The request ::
Pick out all lines in the listing holding the string "none" and copy them.

[Provided information start]

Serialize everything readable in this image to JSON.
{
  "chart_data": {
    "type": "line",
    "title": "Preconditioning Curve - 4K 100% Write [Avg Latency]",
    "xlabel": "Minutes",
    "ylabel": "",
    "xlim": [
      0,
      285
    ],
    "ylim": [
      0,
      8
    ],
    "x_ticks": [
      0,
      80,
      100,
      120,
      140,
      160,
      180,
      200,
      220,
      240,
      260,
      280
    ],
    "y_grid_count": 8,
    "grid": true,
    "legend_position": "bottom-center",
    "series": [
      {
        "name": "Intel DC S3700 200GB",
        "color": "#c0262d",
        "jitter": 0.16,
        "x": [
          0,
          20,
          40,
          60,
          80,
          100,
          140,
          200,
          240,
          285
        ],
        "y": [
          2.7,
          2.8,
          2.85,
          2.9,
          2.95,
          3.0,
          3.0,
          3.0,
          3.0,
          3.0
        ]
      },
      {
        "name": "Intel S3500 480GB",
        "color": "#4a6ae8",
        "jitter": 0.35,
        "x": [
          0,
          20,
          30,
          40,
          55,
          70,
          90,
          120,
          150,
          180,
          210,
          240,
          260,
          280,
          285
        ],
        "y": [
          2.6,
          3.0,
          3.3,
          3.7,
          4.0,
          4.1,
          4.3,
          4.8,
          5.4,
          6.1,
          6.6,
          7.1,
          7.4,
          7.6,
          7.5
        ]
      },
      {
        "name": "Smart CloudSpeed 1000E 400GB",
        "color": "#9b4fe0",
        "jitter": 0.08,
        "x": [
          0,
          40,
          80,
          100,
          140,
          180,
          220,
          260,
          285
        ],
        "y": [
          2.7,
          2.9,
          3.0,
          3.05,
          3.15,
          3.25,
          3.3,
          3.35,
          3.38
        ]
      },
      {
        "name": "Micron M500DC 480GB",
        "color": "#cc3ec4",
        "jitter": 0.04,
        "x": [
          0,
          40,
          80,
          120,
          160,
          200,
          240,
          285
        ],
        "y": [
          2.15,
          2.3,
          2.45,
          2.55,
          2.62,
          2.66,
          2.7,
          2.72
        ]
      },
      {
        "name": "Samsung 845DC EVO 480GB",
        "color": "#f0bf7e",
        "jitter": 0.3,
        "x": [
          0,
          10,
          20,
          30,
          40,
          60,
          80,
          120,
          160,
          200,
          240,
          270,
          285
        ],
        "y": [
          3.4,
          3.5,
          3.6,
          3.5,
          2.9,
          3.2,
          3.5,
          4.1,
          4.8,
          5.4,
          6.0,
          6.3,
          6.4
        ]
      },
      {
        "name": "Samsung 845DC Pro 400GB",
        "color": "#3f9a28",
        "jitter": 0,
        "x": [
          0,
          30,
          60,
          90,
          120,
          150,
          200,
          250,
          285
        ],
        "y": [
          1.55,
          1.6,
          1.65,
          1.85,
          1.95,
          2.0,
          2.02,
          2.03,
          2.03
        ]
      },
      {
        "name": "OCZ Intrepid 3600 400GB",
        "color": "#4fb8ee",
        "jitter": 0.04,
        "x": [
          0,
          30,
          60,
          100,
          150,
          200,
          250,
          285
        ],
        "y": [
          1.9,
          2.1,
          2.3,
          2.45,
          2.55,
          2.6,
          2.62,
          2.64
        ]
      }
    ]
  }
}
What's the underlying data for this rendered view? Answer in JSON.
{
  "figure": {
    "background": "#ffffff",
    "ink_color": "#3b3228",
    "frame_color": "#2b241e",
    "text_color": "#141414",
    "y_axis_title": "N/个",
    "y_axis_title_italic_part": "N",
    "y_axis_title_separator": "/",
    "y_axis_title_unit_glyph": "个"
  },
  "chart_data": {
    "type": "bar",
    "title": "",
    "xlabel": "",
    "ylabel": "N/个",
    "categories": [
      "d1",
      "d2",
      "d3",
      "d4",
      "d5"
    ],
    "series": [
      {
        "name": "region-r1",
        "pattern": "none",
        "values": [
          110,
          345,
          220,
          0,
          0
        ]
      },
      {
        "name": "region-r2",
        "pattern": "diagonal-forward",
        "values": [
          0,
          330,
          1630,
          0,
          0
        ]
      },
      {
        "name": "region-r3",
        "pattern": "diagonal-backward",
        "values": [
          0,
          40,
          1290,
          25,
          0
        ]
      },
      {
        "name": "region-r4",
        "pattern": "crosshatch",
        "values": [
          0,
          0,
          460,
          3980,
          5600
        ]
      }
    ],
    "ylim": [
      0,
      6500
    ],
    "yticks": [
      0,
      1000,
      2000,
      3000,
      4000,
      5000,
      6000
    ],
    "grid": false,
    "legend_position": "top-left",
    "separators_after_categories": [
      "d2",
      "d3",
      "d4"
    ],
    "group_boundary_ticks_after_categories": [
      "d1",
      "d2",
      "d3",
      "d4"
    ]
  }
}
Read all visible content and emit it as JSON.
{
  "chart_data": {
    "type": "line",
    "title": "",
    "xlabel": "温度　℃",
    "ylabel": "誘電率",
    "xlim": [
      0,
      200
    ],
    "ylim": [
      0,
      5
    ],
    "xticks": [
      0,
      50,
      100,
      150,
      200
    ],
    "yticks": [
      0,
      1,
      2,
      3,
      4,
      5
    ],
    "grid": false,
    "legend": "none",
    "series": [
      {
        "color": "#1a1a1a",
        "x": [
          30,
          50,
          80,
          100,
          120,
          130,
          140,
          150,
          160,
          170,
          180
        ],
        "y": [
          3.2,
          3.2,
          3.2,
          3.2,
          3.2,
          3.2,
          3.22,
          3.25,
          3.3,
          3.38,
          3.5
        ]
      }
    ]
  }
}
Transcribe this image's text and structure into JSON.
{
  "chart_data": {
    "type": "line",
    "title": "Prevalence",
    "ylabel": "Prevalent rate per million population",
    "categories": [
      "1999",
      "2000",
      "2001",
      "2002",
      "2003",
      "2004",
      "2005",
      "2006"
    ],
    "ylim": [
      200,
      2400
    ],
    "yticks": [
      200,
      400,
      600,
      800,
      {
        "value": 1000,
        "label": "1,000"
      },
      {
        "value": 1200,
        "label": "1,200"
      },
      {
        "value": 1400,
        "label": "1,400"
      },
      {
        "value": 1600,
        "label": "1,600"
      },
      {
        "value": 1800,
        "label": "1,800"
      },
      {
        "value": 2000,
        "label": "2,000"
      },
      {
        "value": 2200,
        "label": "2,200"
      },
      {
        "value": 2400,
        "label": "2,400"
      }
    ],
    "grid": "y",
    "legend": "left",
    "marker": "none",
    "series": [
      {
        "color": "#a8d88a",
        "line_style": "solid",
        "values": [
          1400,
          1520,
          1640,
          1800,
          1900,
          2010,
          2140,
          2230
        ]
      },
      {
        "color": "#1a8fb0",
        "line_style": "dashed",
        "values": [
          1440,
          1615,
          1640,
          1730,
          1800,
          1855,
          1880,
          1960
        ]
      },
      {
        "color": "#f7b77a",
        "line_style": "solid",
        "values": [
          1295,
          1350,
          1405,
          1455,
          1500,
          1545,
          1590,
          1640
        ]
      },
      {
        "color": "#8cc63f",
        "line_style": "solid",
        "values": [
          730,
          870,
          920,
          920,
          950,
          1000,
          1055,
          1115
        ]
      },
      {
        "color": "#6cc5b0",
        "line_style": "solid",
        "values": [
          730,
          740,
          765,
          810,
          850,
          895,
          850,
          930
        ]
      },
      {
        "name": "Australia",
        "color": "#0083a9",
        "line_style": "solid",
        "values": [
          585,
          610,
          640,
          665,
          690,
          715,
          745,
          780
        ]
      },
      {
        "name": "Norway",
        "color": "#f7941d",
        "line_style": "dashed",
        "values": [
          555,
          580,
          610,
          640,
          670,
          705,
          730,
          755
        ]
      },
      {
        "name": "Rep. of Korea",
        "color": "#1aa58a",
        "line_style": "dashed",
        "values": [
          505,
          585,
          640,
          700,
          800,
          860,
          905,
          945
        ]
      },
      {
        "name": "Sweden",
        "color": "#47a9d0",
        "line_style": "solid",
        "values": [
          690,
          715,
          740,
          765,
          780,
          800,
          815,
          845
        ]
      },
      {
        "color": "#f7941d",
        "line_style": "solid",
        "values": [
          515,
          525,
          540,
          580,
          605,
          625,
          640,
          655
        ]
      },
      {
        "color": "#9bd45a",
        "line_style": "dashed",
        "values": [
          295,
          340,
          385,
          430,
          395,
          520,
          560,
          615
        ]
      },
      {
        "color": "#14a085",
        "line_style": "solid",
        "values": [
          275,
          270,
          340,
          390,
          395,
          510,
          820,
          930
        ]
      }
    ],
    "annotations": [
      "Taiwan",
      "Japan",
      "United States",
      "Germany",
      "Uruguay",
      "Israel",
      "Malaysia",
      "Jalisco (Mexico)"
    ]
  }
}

[Provided information end]

Completed exercise ::
        "pattern": "none",
    "legend": "none",
    "marker": "none",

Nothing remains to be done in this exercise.